## Set exercise
Each record below should appear again exactly as written.

## Supplied data
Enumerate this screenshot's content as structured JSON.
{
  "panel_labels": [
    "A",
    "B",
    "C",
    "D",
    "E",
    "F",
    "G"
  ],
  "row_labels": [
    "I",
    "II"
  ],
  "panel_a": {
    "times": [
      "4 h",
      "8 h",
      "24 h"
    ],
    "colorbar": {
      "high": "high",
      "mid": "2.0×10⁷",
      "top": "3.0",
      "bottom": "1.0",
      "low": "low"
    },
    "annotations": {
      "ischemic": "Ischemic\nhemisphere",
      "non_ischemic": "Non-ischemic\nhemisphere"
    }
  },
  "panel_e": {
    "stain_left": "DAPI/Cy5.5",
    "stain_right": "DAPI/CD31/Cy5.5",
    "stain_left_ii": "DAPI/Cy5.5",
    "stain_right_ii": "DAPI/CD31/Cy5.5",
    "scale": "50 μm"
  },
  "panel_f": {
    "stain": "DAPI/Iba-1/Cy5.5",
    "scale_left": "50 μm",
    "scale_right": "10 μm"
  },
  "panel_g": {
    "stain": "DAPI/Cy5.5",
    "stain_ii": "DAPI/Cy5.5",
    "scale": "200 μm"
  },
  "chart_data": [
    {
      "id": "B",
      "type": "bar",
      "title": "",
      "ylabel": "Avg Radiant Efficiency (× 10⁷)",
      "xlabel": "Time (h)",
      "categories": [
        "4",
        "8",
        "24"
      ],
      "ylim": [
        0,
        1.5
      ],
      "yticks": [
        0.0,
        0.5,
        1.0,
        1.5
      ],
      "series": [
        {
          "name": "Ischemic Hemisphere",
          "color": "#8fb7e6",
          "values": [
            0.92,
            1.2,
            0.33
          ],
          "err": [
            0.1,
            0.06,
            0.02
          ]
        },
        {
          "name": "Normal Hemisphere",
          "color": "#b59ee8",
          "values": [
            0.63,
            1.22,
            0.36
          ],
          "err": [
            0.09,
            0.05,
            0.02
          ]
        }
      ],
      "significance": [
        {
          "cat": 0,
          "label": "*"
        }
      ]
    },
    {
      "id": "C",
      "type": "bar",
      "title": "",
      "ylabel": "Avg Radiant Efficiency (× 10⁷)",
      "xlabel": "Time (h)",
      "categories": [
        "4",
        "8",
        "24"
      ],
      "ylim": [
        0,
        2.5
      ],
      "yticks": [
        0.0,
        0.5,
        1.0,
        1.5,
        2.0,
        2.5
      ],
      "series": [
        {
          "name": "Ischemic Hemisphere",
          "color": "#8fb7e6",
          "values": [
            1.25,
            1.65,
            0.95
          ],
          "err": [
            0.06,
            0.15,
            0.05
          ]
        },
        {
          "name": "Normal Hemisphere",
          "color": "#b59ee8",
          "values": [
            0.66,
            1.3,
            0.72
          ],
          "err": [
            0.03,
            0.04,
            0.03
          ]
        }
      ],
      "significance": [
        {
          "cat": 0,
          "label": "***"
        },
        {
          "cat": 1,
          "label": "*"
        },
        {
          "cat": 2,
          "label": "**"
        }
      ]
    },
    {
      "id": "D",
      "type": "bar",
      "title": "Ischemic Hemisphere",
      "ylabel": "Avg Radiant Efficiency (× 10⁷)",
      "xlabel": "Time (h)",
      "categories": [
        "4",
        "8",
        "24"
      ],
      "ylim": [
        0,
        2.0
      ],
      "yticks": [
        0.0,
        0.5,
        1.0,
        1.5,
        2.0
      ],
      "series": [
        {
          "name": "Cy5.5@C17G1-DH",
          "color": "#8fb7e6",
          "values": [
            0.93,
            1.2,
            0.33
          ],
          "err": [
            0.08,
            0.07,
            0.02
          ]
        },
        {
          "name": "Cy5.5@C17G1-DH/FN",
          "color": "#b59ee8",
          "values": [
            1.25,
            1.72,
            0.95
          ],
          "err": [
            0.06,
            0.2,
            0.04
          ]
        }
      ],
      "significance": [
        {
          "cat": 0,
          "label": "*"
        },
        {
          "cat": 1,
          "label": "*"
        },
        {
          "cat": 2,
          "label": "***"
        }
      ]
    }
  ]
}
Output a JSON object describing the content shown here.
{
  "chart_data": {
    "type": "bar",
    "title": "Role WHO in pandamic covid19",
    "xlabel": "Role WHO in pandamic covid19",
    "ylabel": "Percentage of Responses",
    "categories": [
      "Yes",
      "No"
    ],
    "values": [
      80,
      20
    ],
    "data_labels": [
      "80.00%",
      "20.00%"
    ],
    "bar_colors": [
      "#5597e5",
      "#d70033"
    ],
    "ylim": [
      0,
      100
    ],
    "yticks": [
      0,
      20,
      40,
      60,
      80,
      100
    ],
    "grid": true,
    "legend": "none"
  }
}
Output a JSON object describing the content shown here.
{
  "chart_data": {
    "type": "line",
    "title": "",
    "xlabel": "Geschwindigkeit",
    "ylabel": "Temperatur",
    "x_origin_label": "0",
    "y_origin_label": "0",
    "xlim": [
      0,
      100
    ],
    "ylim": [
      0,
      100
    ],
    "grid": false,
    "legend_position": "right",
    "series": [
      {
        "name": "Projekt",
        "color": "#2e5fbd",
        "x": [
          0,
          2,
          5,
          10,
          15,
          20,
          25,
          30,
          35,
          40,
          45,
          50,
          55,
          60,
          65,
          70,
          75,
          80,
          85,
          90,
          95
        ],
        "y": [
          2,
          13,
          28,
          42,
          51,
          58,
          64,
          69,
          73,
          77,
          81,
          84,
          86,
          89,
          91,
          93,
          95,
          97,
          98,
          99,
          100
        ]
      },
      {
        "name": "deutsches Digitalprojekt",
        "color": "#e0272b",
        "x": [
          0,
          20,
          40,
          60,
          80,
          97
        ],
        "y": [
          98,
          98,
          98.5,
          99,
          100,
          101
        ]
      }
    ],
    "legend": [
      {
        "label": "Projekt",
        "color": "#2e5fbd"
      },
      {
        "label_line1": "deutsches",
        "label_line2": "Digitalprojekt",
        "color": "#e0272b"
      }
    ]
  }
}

## The completed task
Enumerate this screenshot's content as structured JSON.
{
  "panel_labels": [
    "A",
    "B",
    "C",
    "D",
    "E",
    "F",
    "G"
  ],
  "row_labels": [
    "I",
    "II"
  ],
  "panel_a": {
    "times": [
      "4 h",
      "8 h",
      "24 h"
    ],
    "colorbar": {
      "high": "high",
      "mid": "2.0×10⁷",
      "top": "3.0",
      "bottom": "1.0",
      "low": "low"
    },
    "annotations": {
      "ischemic": "Ischemic\nhemisphere",
      "non_ischemic": "Non-ischemic\nhemisphere"
    }
  },
  "panel_e": {
    "stain_left": "DAPI/Cy5.5",
    "stain_right": "DAPI/CD31/Cy5.5",
    "stain_left_ii": "DAPI/Cy5.5",
    "stain_right_ii": "DAPI/CD31/Cy5.5",
    "scale": "50 μm"
  },
  "panel_f": {
    "stain": "DAPI/Iba-1/Cy5.5",
    "scale_left": "50 μm",
    "scale_right": "10 μm"
  },
  "panel_g": {
    "stain": "DAPI/Cy5.5",
    "stain_ii": "DAPI/Cy5.5",
    "scale": "200 μm"
  },
  "chart_data": [
    {
      "id": "B",
      "type": "bar",
      "title": "",
      "ylabel": "Avg Radiant Efficiency (× 10⁷)",
      "xlabel": "Time (h)",
      "categories": [
        "4",
        "8",
        "24"
      ],
      "ylim": [
        0,
        1.5
      ],
      "yticks": [
        0.0,
        0.5,
        1.0,
        1.5
      ],
      "series": [
        {
          "name": "Ischemic Hemisphere",
          "color": "#8fb7e6",
          "values": [
            0.92,
            1.2,
            0.33
          ],
          "err": [
            0.1,
            0.06,
            0.02
          ]
        },
        {
          "name": "Normal Hemisphere",
          "color": "#b59ee8",
          "values": [
            0.63,
            1.22,
            0.36
          ],
          "err": [
            0.09,
            0.05,
            0.02
          ]
        }
      ],
      "significance": [
        {
          "cat": 0,
          "label": "*"
        }
      ]
    },
    {
      "id": "C",
      "type": "bar",
      "title": "",
      "ylabel": "Avg Radiant Efficiency (× 10⁷)",
      "xlabel": "Time (h)",
      "categories": [
        "4",
        "8",
        "24"
      ],
      "ylim": [
        0,
        2.5
      ],
      "yticks": [
        0.0,
        0.5,
        1.0,
        1.5,
        2.0,
        2.5
      ],
      "series": [
        {
          "name": "Ischemic Hemisphere",
          "color": "#8fb7e6",
          "values": [
            1.25,
            1.65,
            0.95
          ],
          "err": [
            0.06,
            0.15,
            0.05
          ]
        },
        {
          "name": "Normal Hemisphere",
          "color": "#b59ee8",
          "values": [
            0.66,
            1.3,
            0.72
          ],
          "err": [
            0.03,
            0.04,
            0.03
          ]
        }
      ],
      "significance": [
        {
          "cat": 0,
          "label": "***"
        },
        {
          "cat": 1,
          "label": "*"
        },
        {
          "cat": 2,
          "label": "**"
        }
      ]
    },
    {
      "id": "D",
      "type": "bar",
      "title": "Ischemic Hemisphere",
      "ylabel": "Avg Radiant Efficiency (× 10⁷)",
      "xlabel": "Time (h)",
      "categories": [
        "4",
        "8",
        "24"
      ],
      "ylim": [
        0,
        2.0
      ],
      "yticks": [
        0.0,
        0.5,
        1.0,
        1.5,
        2.0
      ],
      "series": [
        {
          "name": "Cy5.5@C17G1-DH",
          "color": "#8fb7e6",
          "values": [
            0.93,
            1.2,
            0.33
          ],
          "err": [
            0.08,
            0.07,
            0.02
          ]
        },
        {
          "name": "Cy5.5@C17G1-DH/FN",
          "color": "#b59ee8",
          "values": [
            1.25,
            1.72,
            0.95
          ],
          "err": [
            0.06,
            0.2,
            0.04
          ]
        }
      ],
      "significance": [
        {
          "cat": 0,
          "label": "*"
        },
        {
          "cat": 1,
          "label": "*"
        },
        {
          "cat": 2,
          "label": "***"
        }
      ]
    }
  ]
}
Output a JSON object describing the content shown here.
{
  "chart_data": {
    "type": "bar",
    "title": "Role WHO in pandamic covid19",
    "xlabel": "Role WHO in pandamic covid19",
    "ylabel": "Percentage of Responses",
    "categories": [
      "Yes",
      "No"
    ],
    "values": [
      80,
      20
    ],
    "data_labels": [
      "80.00%",
      "20.00%"
    ],
    "bar_colors": [
      "#5597e5",
      "#d70033"
    ],
    "ylim": [
      0,
      100
    ],
    "yticks": [
      0,
      20,
      40,
      60,
      80,
      100
    ],
    "grid": true,
    "legend": "none"
  }
}
Output a JSON object describing the content shown here.
{
  "chart_data": {
    "type": "line",
    "title": "",
    "xlabel": "Geschwindigkeit",
    "ylabel": "Temperatur",
    "x_origin_label": "0",
    "y_origin_label": "0",
    "xlim": [
      0,
      100
    ],
    "ylim": [
      0,
      100
    ],
    "grid": false,
    "legend_position": "right",
    "series": [
      {
        "name": "Projekt",
        "color": "#2e5fbd",
        "x": [
          0,
          2,
          5,
          10,
          15,
          20,
          25,
          30,
          35,
          40,
          45,
          50,
          55,
          60,
          65,
          70,
          75,
          80,
          85,
          90,
          95
        ],
        "y": [
          2,
          13,
          28,
          42,
          51,
          58,
          64,
          69,
          73,
          77,
          81,
          84,
          86,
          89,
          91,
          93,
          95,
          97,
          98,
          99,
          100
        ]
      },
      {
        "name": "deutsches Digitalprojekt",
        "color": "#e0272b",
        "x": [
          0,
          20,
          40,
          60,
          80,
          97
        ],
        "y": [
          98,
          98,
          98.5,
          99,
          100,
          101
        ]
      }
    ],
    "legend": [
      {
        "label": "Projekt",
        "color": "#2e5fbd"
      },
      {
        "label_line1": "deutsches",
        "label_line2": "Digitalprojekt",
        "color": "#e0272b"
      }
    ]
  }
}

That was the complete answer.